[Saved entries]
★ ★ ★ ★

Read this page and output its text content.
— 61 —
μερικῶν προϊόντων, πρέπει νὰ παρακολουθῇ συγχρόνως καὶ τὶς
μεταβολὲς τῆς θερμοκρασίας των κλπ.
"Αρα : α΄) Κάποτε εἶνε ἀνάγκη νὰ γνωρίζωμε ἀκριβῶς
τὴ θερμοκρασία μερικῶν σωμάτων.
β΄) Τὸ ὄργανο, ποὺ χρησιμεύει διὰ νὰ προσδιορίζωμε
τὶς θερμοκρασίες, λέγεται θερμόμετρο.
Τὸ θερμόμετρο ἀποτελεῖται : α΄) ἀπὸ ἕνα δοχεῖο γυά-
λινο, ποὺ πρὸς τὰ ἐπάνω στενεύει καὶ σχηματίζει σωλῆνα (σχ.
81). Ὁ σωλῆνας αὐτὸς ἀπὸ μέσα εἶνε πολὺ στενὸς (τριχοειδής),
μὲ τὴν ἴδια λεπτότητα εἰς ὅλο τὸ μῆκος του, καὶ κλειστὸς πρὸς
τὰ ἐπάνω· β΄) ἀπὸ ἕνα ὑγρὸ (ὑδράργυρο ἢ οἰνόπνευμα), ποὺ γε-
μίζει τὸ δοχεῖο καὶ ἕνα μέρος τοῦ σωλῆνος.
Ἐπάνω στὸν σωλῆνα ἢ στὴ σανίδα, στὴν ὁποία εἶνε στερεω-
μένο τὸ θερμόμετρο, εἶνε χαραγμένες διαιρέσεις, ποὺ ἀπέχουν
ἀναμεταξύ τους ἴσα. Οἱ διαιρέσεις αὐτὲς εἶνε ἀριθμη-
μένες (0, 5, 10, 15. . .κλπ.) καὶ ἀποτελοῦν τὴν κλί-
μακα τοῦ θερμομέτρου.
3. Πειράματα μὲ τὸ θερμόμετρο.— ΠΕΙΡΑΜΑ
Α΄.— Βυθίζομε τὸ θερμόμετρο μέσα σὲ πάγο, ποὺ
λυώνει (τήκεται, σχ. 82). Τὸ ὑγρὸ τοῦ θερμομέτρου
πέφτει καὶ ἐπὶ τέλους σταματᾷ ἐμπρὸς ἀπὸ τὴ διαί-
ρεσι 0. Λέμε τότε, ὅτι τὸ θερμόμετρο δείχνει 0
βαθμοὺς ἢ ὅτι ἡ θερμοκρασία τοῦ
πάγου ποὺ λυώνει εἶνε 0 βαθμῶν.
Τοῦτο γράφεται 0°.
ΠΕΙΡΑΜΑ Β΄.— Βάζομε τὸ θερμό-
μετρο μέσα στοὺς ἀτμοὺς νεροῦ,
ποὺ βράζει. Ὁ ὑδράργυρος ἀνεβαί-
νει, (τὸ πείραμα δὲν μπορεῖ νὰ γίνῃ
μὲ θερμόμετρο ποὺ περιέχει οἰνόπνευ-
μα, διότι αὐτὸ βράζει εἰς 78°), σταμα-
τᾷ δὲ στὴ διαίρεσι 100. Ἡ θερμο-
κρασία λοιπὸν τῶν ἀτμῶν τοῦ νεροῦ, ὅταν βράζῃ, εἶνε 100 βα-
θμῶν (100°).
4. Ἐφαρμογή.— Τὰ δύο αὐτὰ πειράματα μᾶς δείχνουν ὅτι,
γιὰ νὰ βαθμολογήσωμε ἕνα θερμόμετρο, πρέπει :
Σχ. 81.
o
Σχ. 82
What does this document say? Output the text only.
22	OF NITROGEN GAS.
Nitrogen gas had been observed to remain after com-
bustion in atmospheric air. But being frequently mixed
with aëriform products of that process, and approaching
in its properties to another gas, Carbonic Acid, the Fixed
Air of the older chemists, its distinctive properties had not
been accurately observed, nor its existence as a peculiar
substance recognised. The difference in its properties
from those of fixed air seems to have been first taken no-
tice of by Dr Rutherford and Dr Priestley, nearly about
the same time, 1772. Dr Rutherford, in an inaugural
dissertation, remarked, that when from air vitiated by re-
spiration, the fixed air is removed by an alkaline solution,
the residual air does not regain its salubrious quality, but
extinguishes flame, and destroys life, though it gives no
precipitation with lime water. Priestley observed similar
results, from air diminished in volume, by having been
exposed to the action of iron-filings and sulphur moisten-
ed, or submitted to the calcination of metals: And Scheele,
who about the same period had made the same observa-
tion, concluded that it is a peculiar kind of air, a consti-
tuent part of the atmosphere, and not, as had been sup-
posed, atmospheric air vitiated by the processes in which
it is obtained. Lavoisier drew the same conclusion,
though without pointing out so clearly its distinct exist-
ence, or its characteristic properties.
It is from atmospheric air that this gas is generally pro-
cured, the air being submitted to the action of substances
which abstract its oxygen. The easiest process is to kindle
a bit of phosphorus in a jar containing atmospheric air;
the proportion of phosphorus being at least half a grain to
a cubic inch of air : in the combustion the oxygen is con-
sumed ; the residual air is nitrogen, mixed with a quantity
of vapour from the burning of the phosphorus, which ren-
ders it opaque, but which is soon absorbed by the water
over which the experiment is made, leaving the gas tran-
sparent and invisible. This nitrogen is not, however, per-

★ ★ ★ ★

Collect the lines of the data that carry the word "Priestley".

tice of by Dr Rutherford and Dr Priestley, nearly about
precipitation with lime water. Priestley observed similar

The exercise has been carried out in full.